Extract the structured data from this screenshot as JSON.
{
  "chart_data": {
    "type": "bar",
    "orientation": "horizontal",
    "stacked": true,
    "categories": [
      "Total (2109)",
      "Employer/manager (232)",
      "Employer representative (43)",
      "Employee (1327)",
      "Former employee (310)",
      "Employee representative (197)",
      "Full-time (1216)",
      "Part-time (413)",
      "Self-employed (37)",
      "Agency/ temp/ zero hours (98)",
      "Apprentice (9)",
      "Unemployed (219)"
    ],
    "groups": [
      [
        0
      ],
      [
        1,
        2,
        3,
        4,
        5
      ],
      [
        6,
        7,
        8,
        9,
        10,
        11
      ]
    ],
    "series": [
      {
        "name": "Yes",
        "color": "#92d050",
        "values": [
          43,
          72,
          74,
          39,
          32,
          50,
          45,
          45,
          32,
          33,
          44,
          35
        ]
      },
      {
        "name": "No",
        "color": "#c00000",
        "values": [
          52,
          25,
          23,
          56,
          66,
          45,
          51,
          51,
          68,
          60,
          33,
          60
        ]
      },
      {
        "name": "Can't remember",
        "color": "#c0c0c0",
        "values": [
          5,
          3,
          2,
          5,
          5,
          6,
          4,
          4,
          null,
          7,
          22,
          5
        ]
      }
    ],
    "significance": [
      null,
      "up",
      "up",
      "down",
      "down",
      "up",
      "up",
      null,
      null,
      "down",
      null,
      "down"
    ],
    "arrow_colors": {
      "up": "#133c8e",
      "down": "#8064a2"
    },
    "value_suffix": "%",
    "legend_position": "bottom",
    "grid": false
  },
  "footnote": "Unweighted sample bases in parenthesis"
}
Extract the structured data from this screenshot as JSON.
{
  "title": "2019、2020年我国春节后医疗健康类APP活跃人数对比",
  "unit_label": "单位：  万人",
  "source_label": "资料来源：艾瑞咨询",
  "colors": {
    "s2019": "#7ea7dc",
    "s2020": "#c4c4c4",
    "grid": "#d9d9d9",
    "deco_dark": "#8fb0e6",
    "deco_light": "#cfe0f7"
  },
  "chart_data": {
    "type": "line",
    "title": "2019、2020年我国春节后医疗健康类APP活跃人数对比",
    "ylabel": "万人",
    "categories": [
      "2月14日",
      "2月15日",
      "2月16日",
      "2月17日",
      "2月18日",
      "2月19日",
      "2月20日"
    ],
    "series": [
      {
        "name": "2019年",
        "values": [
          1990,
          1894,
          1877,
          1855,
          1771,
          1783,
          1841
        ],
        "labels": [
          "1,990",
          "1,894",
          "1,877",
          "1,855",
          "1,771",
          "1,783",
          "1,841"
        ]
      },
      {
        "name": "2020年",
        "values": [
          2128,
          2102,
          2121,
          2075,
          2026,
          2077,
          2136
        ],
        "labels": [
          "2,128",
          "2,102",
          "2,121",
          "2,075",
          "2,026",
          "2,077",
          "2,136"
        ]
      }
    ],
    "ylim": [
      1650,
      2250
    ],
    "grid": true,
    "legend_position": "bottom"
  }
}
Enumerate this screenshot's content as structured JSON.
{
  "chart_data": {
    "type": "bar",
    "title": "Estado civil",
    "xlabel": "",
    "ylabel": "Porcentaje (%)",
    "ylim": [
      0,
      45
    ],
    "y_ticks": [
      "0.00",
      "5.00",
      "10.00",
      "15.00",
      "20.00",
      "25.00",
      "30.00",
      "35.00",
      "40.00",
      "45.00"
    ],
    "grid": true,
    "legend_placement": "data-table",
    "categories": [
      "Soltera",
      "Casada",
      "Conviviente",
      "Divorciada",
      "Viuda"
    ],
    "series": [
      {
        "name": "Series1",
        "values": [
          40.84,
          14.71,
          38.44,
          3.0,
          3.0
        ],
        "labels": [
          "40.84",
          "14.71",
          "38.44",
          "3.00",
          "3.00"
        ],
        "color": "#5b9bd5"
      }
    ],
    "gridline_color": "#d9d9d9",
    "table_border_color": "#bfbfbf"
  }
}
· · · · · · ·
▶ **Exercise brief**:
Copy down the whole of the data above, matching it exactly.

▶ **Result of this exercise**:
Extract the structured data from this screenshot as JSON.
{
  "chart_data": {
    "type": "bar",
    "orientation": "horizontal",
    "stacked": true,
    "categories": [
      "Total (2109)",
      "Employer/manager (232)",
      "Employer representative (43)",
      "Employee (1327)",
      "Former employee (310)",
      "Employee representative (197)",
      "Full-time (1216)",
      "Part-time (413)",
      "Self-employed (37)",
      "Agency/ temp/ zero hours (98)",
      "Apprentice (9)",
      "Unemployed (219)"
    ],
    "groups": [
      [
        0
      ],
      [
        1,
        2,
        3,
        4,
        5
      ],
      [
        6,
        7,
        8,
        9,
        10,
        11
      ]
    ],
    "series": [
      {
        "name": "Yes",
        "color": "#92d050",
        "values": [
          43,
          72,
          74,
          39,
          32,
          50,
          45,
          45,
          32,
          33,
          44,
          35
        ]
      },
      {
        "name": "No",
        "color": "#c00000",
        "values": [
          52,
          25,
          23,
          56,
          66,
          45,
          51,
          51,
          68,
          60,
          33,
          60
        ]
      },
      {
        "name": "Can't remember",
        "color": "#c0c0c0",
        "values": [
          5,
          3,
          2,
          5,
          5,
          6,
          4,
          4,
          null,
          7,
          22,
          5
        ]
      }
    ],
    "significance": [
      null,
      "up",
      "up",
      "down",
      "down",
      "up",
      "up",
      null,
      null,
      "down",
      null,
      "down"
    ],
    "arrow_colors": {
      "up": "#133c8e",
      "down": "#8064a2"
    },
    "value_suffix": "%",
    "legend_position": "bottom",
    "grid": false
  },
  "footnote": "Unweighted sample bases in parenthesis"
}
Extract the structured data from this screenshot as JSON.
{
  "title": "2019、2020年我国春节后医疗健康类APP活跃人数对比",
  "unit_label": "单位：  万人",
  "source_label": "资料来源：艾瑞咨询",
  "colors": {
    "s2019": "#7ea7dc",
    "s2020": "#c4c4c4",
    "grid": "#d9d9d9",
    "deco_dark": "#8fb0e6",
    "deco_light": "#cfe0f7"
  },
  "chart_data": {
    "type": "line",
    "title": "2019、2020年我国春节后医疗健康类APP活跃人数对比",
    "ylabel": "万人",
    "categories": [
      "2月14日",
      "2月15日",
      "2月16日",
      "2月17日",
      "2月18日",
      "2月19日",
      "2月20日"
    ],
    "series": [
      {
        "name": "2019年",
        "values": [
          1990,
          1894,
          1877,
          1855,
          1771,
          1783,
          1841
        ],
        "labels": [
          "1,990",
          "1,894",
          "1,877",
          "1,855",
          "1,771",
          "1,783",
          "1,841"
        ]
      },
      {
        "name": "2020年",
        "values": [
          2128,
          2102,
          2121,
          2075,
          2026,
          2077,
          2136
        ],
        "labels": [
          "2,128",
          "2,102",
          "2,121",
          "2,075",
          "2,026",
          "2,077",
          "2,136"
        ]
      }
    ],
    "ylim": [
      1650,
      2250
    ],
    "grid": true,
    "legend_position": "bottom"
  }
}
Enumerate this screenshot's content as structured JSON.
{
  "chart_data": {
    "type": "bar",
    "title": "Estado civil",
    "xlabel": "",
    "ylabel": "Porcentaje (%)",
    "ylim": [
      0,
      45
    ],
    "y_ticks": [
      "0.00",
      "5.00",
      "10.00",
      "15.00",
      "20.00",
      "25.00",
      "30.00",
      "35.00",
      "40.00",
      "45.00"
    ],
    "grid": true,
    "legend_placement": "data-table",
    "categories": [
      "Soltera",
      "Casada",
      "Conviviente",
      "Divorciada",
      "Viuda"
    ],
    "series": [
      {
        "name": "Series1",
        "values": [
          40.84,
          14.71,
          38.44,
          3.0,
          3.0
        ],
        "labels": [
          "40.84",
          "14.71",
          "38.44",
          "3.00",
          "3.00"
        ],
        "color": "#5b9bd5"
      }
    ],
    "gridline_color": "#d9d9d9",
    "table_border_color": "#bfbfbf"
  }
}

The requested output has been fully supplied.